INSTRUCTIONS TO FOLLOW: Scan the records for the word "content". Copy each line that includes it.

[BEGIN RECORDS FOR THIS TASK]

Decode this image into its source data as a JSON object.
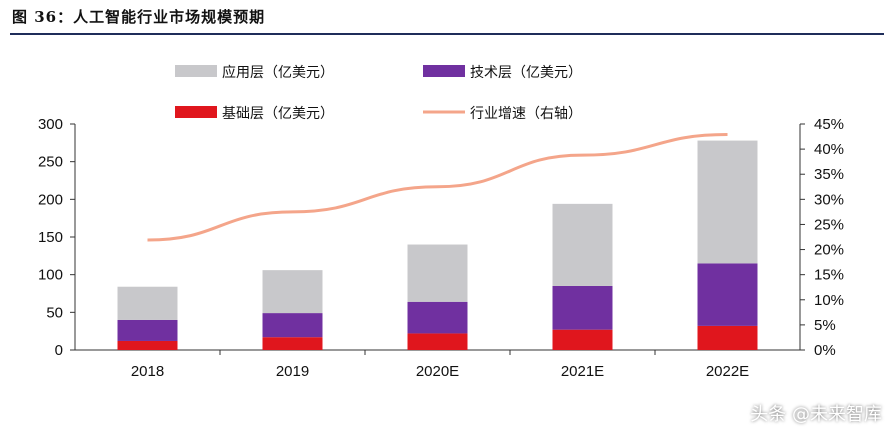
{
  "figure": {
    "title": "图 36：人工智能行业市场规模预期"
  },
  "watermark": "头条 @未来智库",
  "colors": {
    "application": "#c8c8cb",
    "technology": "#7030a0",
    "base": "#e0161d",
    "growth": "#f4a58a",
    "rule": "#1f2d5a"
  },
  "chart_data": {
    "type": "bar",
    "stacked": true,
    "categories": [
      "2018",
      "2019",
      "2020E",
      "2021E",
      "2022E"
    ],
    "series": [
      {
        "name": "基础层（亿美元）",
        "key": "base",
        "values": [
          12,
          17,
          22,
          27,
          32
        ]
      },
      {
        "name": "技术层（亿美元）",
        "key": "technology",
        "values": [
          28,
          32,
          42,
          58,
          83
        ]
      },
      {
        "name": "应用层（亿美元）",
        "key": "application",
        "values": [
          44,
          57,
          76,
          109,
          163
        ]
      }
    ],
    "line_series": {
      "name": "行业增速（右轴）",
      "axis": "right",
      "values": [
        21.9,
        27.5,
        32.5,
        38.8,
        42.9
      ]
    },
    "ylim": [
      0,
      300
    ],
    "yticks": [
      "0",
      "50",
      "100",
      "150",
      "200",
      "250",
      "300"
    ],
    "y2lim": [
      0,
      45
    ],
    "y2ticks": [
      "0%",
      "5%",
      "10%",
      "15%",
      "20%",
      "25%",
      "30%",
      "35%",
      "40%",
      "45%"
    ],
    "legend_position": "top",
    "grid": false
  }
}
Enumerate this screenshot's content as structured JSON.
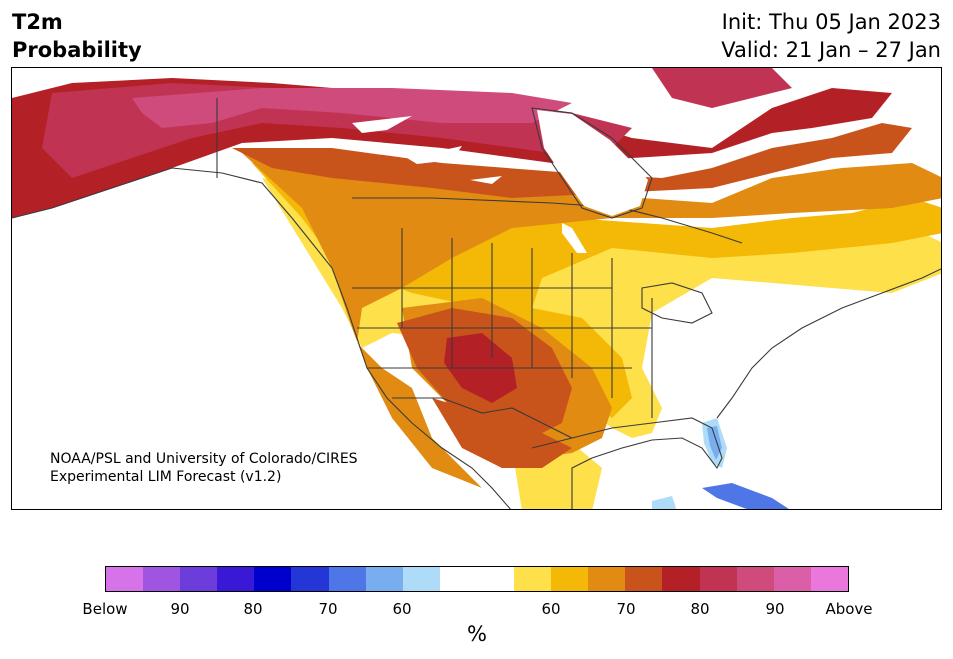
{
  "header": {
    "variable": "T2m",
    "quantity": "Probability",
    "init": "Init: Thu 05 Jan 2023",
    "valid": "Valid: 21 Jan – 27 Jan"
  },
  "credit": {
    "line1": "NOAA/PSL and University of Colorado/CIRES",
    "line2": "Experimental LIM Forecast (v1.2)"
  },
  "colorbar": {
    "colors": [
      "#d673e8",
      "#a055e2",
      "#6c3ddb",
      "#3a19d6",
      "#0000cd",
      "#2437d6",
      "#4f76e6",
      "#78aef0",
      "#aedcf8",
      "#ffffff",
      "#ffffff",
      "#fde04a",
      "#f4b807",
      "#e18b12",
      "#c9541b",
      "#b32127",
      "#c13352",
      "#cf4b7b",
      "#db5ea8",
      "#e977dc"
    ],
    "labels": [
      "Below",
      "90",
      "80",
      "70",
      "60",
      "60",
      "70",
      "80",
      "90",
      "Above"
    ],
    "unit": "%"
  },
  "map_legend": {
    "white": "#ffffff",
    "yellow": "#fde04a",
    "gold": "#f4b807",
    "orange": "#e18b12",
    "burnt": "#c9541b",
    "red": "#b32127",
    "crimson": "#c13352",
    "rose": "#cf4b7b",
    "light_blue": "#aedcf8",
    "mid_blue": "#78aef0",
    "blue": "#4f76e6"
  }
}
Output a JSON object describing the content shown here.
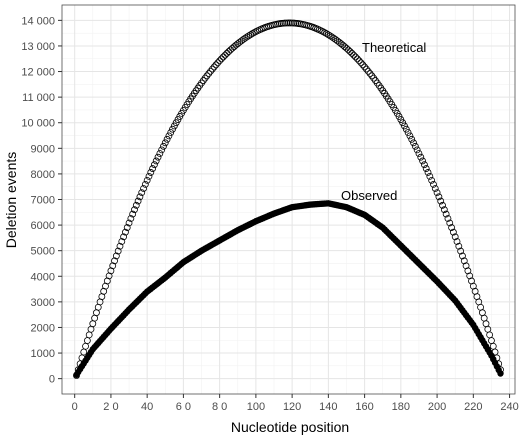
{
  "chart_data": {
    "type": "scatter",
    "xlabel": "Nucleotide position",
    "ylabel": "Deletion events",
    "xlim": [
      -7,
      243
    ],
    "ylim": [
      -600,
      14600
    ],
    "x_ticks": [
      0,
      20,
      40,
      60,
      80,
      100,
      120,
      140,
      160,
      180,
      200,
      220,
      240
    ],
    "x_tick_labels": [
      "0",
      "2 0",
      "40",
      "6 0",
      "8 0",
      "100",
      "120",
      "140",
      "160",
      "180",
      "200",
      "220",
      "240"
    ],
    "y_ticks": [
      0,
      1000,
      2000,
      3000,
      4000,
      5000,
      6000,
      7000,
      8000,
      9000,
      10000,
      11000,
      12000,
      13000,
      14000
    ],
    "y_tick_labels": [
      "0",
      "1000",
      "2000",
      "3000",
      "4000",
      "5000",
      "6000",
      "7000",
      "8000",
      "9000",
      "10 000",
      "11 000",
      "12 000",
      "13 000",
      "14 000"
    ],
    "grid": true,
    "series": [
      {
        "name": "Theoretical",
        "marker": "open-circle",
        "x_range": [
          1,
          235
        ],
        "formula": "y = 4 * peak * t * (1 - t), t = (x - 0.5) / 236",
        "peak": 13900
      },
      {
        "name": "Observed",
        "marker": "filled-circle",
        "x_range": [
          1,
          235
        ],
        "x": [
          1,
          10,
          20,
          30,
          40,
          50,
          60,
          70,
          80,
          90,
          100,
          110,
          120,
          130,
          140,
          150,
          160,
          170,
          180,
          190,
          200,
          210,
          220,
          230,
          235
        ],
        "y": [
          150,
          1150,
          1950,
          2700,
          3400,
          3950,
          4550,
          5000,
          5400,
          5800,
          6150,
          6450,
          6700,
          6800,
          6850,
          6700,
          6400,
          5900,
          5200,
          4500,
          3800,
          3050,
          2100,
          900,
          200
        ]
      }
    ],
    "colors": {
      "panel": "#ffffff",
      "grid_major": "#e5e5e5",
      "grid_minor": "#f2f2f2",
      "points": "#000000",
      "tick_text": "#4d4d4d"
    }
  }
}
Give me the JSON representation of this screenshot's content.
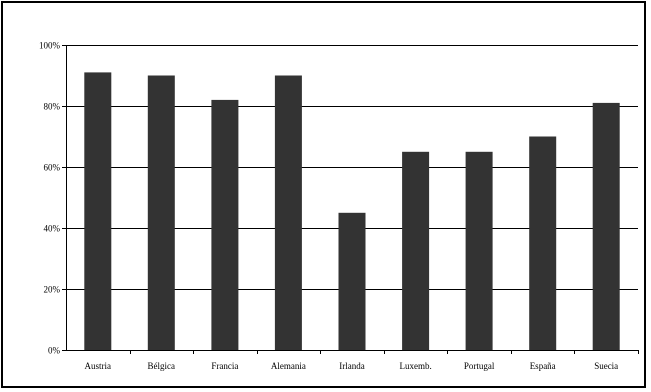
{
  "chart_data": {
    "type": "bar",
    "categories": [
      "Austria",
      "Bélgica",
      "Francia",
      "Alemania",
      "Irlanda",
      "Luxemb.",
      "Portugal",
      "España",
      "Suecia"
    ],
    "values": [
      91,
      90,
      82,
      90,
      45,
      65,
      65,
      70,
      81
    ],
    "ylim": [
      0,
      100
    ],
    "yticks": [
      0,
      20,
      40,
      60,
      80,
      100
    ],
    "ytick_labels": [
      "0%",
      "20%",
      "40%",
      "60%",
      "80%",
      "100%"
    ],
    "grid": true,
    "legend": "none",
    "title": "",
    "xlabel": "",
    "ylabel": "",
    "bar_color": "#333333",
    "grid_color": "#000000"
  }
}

[END RECORDS FOR THIS TASK]

PROBLEM SOLUTION:
Enumerate this screenshot's content as structured JSON.
Output a JSON object describing the content shown here.
Give me the JSON representation of this screenshot's content.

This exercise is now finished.